#### [Collected data entries]

**********

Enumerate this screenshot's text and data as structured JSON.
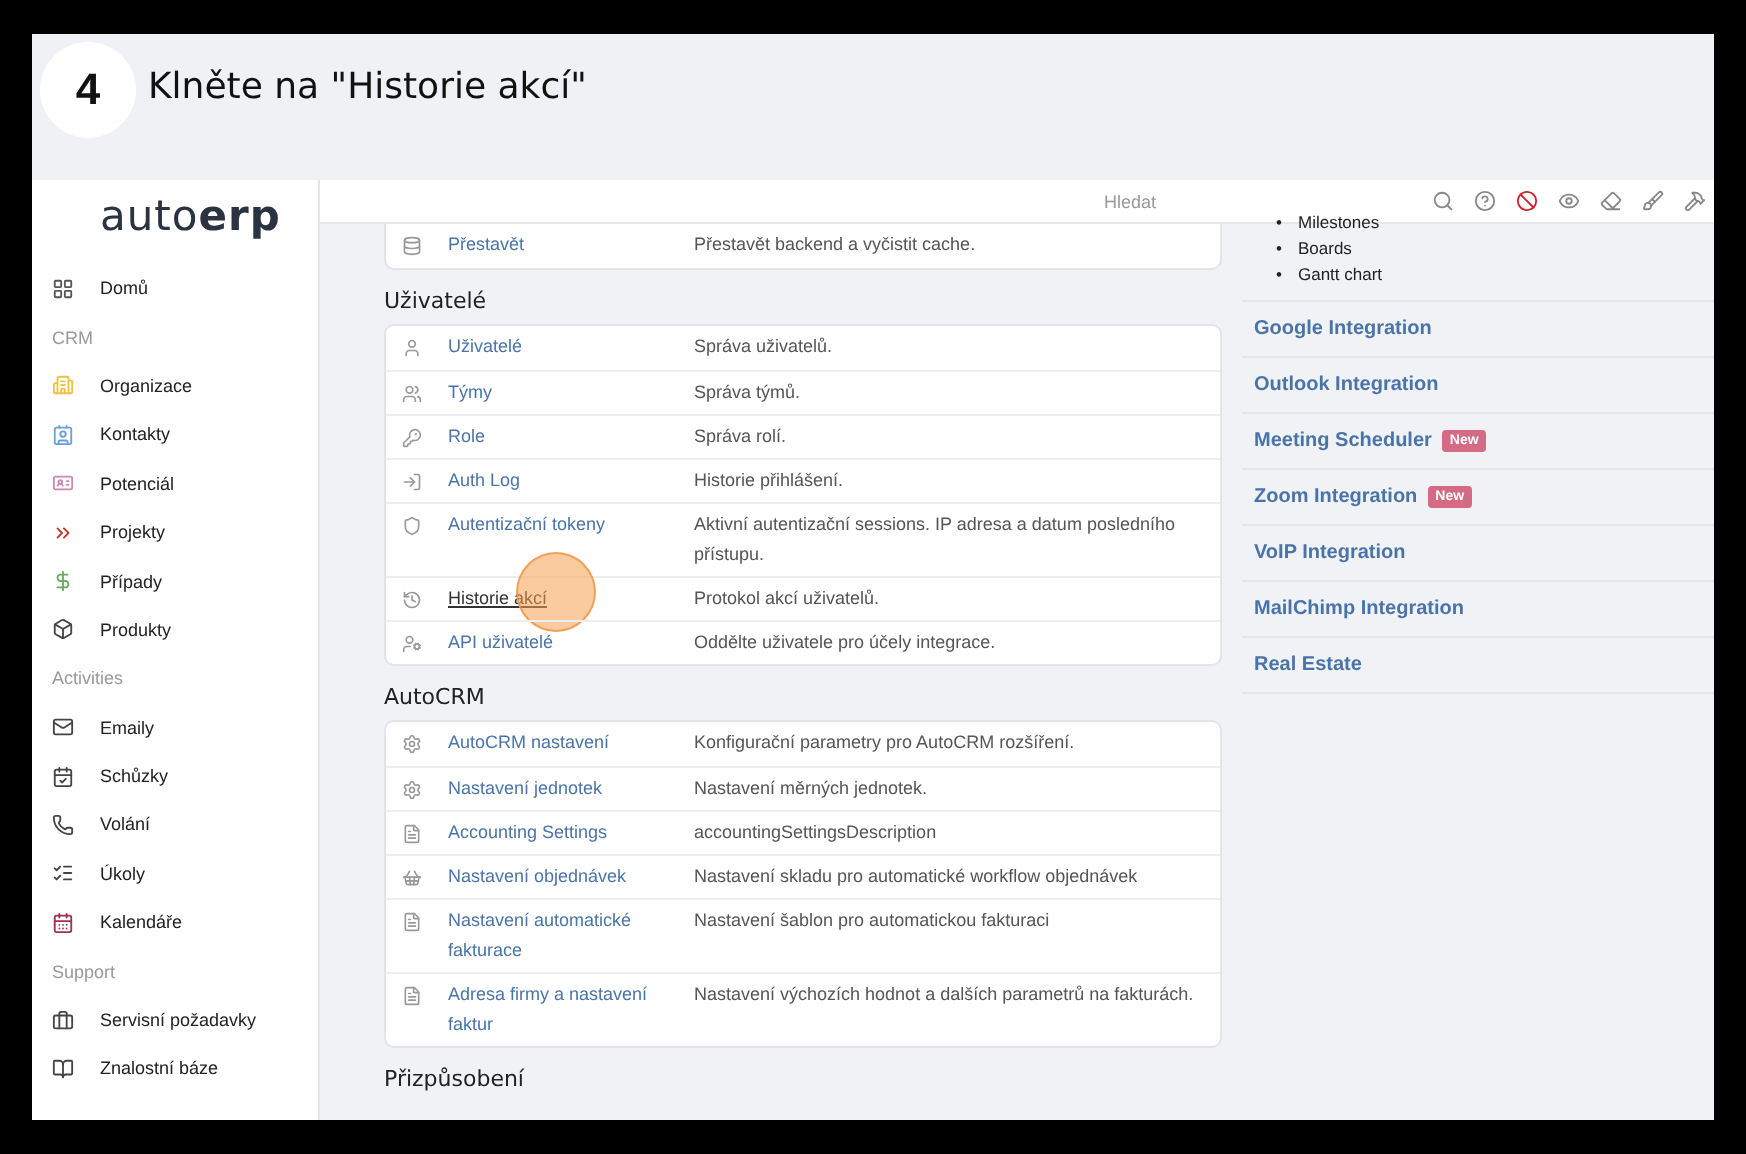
{
  "banner": {
    "step": "4",
    "title": "Klněte na \"Historie akcí\""
  },
  "sidebar": {
    "logo": {
      "light": "auto",
      "bold": "erp"
    },
    "items": [
      {
        "kind": "item",
        "label": "Domů"
      },
      {
        "kind": "section",
        "label": "CRM"
      },
      {
        "kind": "item",
        "label": "Organizace"
      },
      {
        "kind": "item",
        "label": "Kontakty"
      },
      {
        "kind": "item",
        "label": "Potenciál"
      },
      {
        "kind": "item",
        "label": "Projekty"
      },
      {
        "kind": "item",
        "label": "Případy"
      },
      {
        "kind": "item",
        "label": "Produkty"
      },
      {
        "kind": "section",
        "label": "Activities"
      },
      {
        "kind": "item",
        "label": "Emaily"
      },
      {
        "kind": "item",
        "label": "Schůzky"
      },
      {
        "kind": "item",
        "label": "Volání"
      },
      {
        "kind": "item",
        "label": "Úkoly"
      },
      {
        "kind": "item",
        "label": "Kalendáře"
      },
      {
        "kind": "section",
        "label": "Support"
      },
      {
        "kind": "item",
        "label": "Servisní požadavky"
      },
      {
        "kind": "item",
        "label": "Znalostní báze"
      }
    ]
  },
  "search": {
    "placeholder": "Hledat"
  },
  "sections": [
    {
      "rows": [
        {
          "label": "Přestavět",
          "description": "Přestavět backend a vyčistit cache.",
          "clicked": false
        }
      ]
    },
    {
      "title": "Uživatelé",
      "rows": [
        {
          "label": "Uživatelé",
          "description": "Správa uživatelů.",
          "clicked": false
        },
        {
          "label": "Týmy",
          "description": "Správa týmů.",
          "clicked": false
        },
        {
          "label": "Role",
          "description": "Správa rolí.",
          "clicked": false
        },
        {
          "label": "Auth Log",
          "description": "Historie přihlášení.",
          "clicked": false
        },
        {
          "label": "Autentizační tokeny",
          "description": "Aktivní autentizační sessions. IP adresa a datum posledního přístupu.",
          "clicked": false
        },
        {
          "label": "Historie akcí",
          "description": "Protokol akcí uživatelů.",
          "clicked": true
        },
        {
          "label": "API uživatelé",
          "description": "Oddělte uživatele pro účely integrace.",
          "clicked": false
        }
      ]
    },
    {
      "title": "AutoCRM",
      "rows": [
        {
          "label": "AutoCRM nastavení",
          "description": "Konfigurační parametry pro AutoCRM rozšíření.",
          "clicked": false
        },
        {
          "label": "Nastavení jednotek",
          "description": "Nastavení měrných jednotek.",
          "clicked": false
        },
        {
          "label": "Accounting Settings",
          "description": "accountingSettingsDescription",
          "clicked": false
        },
        {
          "label": "Nastavení objednávek",
          "description": "Nastavení skladu pro automatické workflow objednávek",
          "clicked": false
        },
        {
          "label": "Nastavení automatické fakturace",
          "description": "Nastavení šablon pro automatickou fakturaci",
          "clicked": false
        },
        {
          "label": "Adresa firmy a nastavení faktur",
          "description": "Nastavení výchozích hodnot a dalších parametrů na fakturách.",
          "clicked": false
        }
      ]
    },
    {
      "title": "Přizpůsobení"
    }
  ],
  "features": [
    {
      "bullet": "•",
      "label": "Milestones"
    },
    {
      "bullet": "•",
      "label": "Boards"
    },
    {
      "bullet": "•",
      "label": "Gantt chart"
    }
  ],
  "integrations": [
    {
      "label": "Google Integration"
    },
    {
      "label": "Outlook Integration"
    },
    {
      "label": "Meeting Scheduler",
      "badge": "New"
    },
    {
      "label": "Zoom Integration",
      "badge": "New"
    },
    {
      "label": "VoIP Integration"
    },
    {
      "label": "MailChimp Integration"
    },
    {
      "label": "Real Estate"
    }
  ]
}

**********

Without the pictures, extract every entry verbatim.

#### [RESPONSE TO THE EXERCISE]
Enumerate this screenshot's text and data as structured JSON.
{
  "banner": {
    "step": "4",
    "title": "Klněte na \"Historie akcí\""
  },
  "sidebar": {
    "logo": {
      "light": "auto",
      "bold": "erp"
    },
    "items": [
      {
        "kind": "item",
        "label": "Domů"
      },
      {
        "kind": "section",
        "label": "CRM"
      },
      {
        "kind": "item",
        "label": "Organizace"
      },
      {
        "kind": "item",
        "label": "Kontakty"
      },
      {
        "kind": "item",
        "label": "Potenciál"
      },
      {
        "kind": "item",
        "label": "Projekty"
      },
      {
        "kind": "item",
        "label": "Případy"
      },
      {
        "kind": "item",
        "label": "Produkty"
      },
      {
        "kind": "section",
        "label": "Activities"
      },
      {
        "kind": "item",
        "label": "Emaily"
      },
      {
        "kind": "item",
        "label": "Schůzky"
      },
      {
        "kind": "item",
        "label": "Volání"
      },
      {
        "kind": "item",
        "label": "Úkoly"
      },
      {
        "kind": "item",
        "label": "Kalendáře"
      },
      {
        "kind": "section",
        "label": "Support"
      },
      {
        "kind": "item",
        "label": "Servisní požadavky"
      },
      {
        "kind": "item",
        "label": "Znalostní báze"
      }
    ]
  },
  "search": {
    "placeholder": "Hledat"
  },
  "sections": [
    {
      "rows": [
        {
          "label": "Přestavět",
          "description": "Přestavět backend a vyčistit cache.",
          "clicked": false
        }
      ]
    },
    {
      "title": "Uživatelé",
      "rows": [
        {
          "label": "Uživatelé",
          "description": "Správa uživatelů.",
          "clicked": false
        },
        {
          "label": "Týmy",
          "description": "Správa týmů.",
          "clicked": false
        },
        {
          "label": "Role",
          "description": "Správa rolí.",
          "clicked": false
        },
        {
          "label": "Auth Log",
          "description": "Historie přihlášení.",
          "clicked": false
        },
        {
          "label": "Autentizační tokeny",
          "description": "Aktivní autentizační sessions. IP adresa a datum posledního přístupu.",
          "clicked": false
        },
        {
          "label": "Historie akcí",
          "description": "Protokol akcí uživatelů.",
          "clicked": true
        },
        {
          "label": "API uživatelé",
          "description": "Oddělte uživatele pro účely integrace.",
          "clicked": false
        }
      ]
    },
    {
      "title": "AutoCRM",
      "rows": [
        {
          "label": "AutoCRM nastavení",
          "description": "Konfigurační parametry pro AutoCRM rozšíření.",
          "clicked": false
        },
        {
          "label": "Nastavení jednotek",
          "description": "Nastavení měrných jednotek.",
          "clicked": false
        },
        {
          "label": "Accounting Settings",
          "description": "accountingSettingsDescription",
          "clicked": false
        },
        {
          "label": "Nastavení objednávek",
          "description": "Nastavení skladu pro automatické workflow objednávek",
          "clicked": false
        },
        {
          "label": "Nastavení automatické fakturace",
          "description": "Nastavení šablon pro automatickou fakturaci",
          "clicked": false
        },
        {
          "label": "Adresa firmy a nastavení faktur",
          "description": "Nastavení výchozích hodnot a dalších parametrů na fakturách.",
          "clicked": false
        }
      ]
    },
    {
      "title": "Přizpůsobení"
    }
  ],
  "features": [
    {
      "bullet": "•",
      "label": "Milestones"
    },
    {
      "bullet": "•",
      "label": "Boards"
    },
    {
      "bullet": "•",
      "label": "Gantt chart"
    }
  ],
  "integrations": [
    {
      "label": "Google Integration"
    },
    {
      "label": "Outlook Integration"
    },
    {
      "label": "Meeting Scheduler",
      "badge": "New"
    },
    {
      "label": "Zoom Integration",
      "badge": "New"
    },
    {
      "label": "VoIP Integration"
    },
    {
      "label": "MailChimp Integration"
    },
    {
      "label": "Real Estate"
    }
  ]
}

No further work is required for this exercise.